EXERCISE REQUIREMENTS: Pick out the lines below that include the string "Contributions".

THE DATA:
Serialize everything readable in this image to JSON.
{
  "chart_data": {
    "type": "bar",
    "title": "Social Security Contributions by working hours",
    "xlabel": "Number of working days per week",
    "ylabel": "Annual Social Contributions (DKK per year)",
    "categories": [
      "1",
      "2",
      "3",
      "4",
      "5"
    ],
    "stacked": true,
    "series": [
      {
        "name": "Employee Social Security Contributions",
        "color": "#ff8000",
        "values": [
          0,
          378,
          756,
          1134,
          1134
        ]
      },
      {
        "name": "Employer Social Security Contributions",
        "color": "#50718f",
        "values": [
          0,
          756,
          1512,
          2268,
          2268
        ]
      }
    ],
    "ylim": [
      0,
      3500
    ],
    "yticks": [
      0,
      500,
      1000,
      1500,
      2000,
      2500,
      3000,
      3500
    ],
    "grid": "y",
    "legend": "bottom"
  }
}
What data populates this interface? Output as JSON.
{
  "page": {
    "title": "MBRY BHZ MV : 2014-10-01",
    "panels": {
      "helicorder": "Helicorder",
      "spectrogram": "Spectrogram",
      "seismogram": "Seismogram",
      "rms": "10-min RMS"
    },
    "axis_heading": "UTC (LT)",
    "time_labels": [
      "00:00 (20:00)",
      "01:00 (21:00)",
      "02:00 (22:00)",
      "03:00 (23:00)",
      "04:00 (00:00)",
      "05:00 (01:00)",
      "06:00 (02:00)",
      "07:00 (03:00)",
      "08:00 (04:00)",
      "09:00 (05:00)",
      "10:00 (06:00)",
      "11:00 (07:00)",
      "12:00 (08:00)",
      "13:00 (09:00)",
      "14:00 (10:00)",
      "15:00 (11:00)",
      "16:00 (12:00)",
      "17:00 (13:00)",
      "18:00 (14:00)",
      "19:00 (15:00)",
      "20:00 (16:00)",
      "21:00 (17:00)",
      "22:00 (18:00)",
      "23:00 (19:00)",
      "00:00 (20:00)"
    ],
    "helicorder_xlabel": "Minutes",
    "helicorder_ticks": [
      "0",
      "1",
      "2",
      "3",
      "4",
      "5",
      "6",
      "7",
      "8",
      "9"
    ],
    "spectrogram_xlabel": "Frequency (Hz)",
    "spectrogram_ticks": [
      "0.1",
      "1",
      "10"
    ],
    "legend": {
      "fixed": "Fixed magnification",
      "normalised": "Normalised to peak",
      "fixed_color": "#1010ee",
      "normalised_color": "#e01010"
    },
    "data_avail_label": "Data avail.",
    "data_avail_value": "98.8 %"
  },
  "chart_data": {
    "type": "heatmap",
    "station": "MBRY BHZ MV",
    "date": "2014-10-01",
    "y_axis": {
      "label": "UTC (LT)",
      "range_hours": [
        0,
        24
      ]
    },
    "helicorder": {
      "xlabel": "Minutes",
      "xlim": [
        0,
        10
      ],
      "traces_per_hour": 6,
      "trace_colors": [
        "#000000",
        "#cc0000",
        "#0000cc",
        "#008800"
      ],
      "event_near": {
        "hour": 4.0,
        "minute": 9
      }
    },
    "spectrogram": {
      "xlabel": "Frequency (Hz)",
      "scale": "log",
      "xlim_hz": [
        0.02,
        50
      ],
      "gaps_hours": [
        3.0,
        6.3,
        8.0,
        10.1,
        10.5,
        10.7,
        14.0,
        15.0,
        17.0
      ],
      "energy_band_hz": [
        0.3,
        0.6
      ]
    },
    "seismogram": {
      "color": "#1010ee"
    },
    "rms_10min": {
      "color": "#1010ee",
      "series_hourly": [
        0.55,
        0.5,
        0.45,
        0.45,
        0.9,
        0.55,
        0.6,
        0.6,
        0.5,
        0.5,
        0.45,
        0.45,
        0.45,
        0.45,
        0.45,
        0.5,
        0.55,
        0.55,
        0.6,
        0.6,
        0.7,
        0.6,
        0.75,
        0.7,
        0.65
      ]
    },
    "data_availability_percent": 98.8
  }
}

EXERCISE ANSWER:
    "title": "Social Security Contributions by working hours",
    "ylabel": "Annual Social Contributions (DKK per year)",
        "name": "Employee Social Security Contributions",
        "name": "Employer Social Security Contributions",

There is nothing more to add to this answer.